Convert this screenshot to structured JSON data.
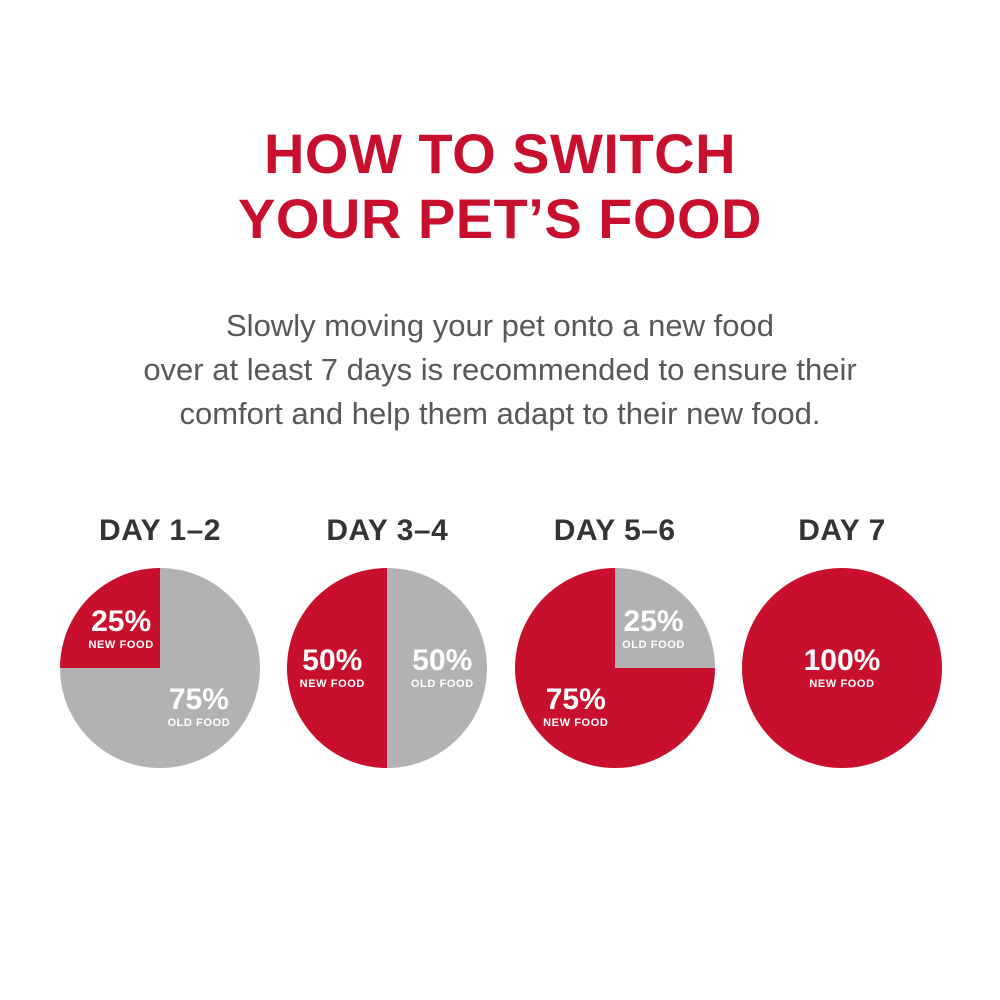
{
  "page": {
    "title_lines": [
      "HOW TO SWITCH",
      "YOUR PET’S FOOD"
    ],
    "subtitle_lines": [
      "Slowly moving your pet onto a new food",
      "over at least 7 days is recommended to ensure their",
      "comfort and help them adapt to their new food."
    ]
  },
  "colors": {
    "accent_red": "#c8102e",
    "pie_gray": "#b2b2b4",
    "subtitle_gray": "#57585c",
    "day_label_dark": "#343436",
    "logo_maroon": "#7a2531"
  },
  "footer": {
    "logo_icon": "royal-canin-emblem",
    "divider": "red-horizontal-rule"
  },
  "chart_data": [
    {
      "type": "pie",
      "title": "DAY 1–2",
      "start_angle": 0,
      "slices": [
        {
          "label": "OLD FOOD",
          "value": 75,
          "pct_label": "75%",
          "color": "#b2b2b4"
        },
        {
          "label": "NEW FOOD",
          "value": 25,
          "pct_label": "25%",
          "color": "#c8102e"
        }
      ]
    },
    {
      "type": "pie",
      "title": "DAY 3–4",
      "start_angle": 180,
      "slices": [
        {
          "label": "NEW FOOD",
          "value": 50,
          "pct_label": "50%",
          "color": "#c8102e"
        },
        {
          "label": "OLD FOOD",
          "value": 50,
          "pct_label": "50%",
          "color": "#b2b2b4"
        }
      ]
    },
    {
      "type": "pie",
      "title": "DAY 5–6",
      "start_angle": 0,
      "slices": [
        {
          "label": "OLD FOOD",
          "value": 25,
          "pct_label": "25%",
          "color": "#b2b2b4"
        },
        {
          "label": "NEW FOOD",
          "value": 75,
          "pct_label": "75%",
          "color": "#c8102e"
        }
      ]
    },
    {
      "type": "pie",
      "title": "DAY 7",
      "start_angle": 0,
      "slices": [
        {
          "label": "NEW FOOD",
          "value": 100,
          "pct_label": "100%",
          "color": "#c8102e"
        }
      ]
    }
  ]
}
+---+
**The exercise**
Repeat all of the entries word for word, but omit the pictures.

**Reply to the exercise**
Convert this screenshot to structured JSON data.
{
  "page": {
    "title_lines": [
      "HOW TO SWITCH",
      "YOUR PET’S FOOD"
    ],
    "subtitle_lines": [
      "Slowly moving your pet onto a new food",
      "over at least 7 days is recommended to ensure their",
      "comfort and help them adapt to their new food."
    ]
  },
  "colors": {
    "accent_red": "#c8102e",
    "pie_gray": "#b2b2b4",
    "subtitle_gray": "#57585c",
    "day_label_dark": "#343436",
    "logo_maroon": "#7a2531"
  },
  "footer": {
    "logo_icon": "royal-canin-emblem",
    "divider": "red-horizontal-rule"
  },
  "chart_data": [
    {
      "type": "pie",
      "title": "DAY 1–2",
      "start_angle": 0,
      "slices": [
        {
          "label": "OLD FOOD",
          "value": 75,
          "pct_label": "75%",
          "color": "#b2b2b4"
        },
        {
          "label": "NEW FOOD",
          "value": 25,
          "pct_label": "25%",
          "color": "#c8102e"
        }
      ]
    },
    {
      "type": "pie",
      "title": "DAY 3–4",
      "start_angle": 180,
      "slices": [
        {
          "label": "NEW FOOD",
          "value": 50,
          "pct_label": "50%",
          "color": "#c8102e"
        },
        {
          "label": "OLD FOOD",
          "value": 50,
          "pct_label": "50%",
          "color": "#b2b2b4"
        }
      ]
    },
    {
      "type": "pie",
      "title": "DAY 5–6",
      "start_angle": 0,
      "slices": [
        {
          "label": "OLD FOOD",
          "value": 25,
          "pct_label": "25%",
          "color": "#b2b2b4"
        },
        {
          "label": "NEW FOOD",
          "value": 75,
          "pct_label": "75%",
          "color": "#c8102e"
        }
      ]
    },
    {
      "type": "pie",
      "title": "DAY 7",
      "start_angle": 0,
      "slices": [
        {
          "label": "NEW FOOD",
          "value": 100,
          "pct_label": "100%",
          "color": "#c8102e"
        }
      ]
    }
  ]
}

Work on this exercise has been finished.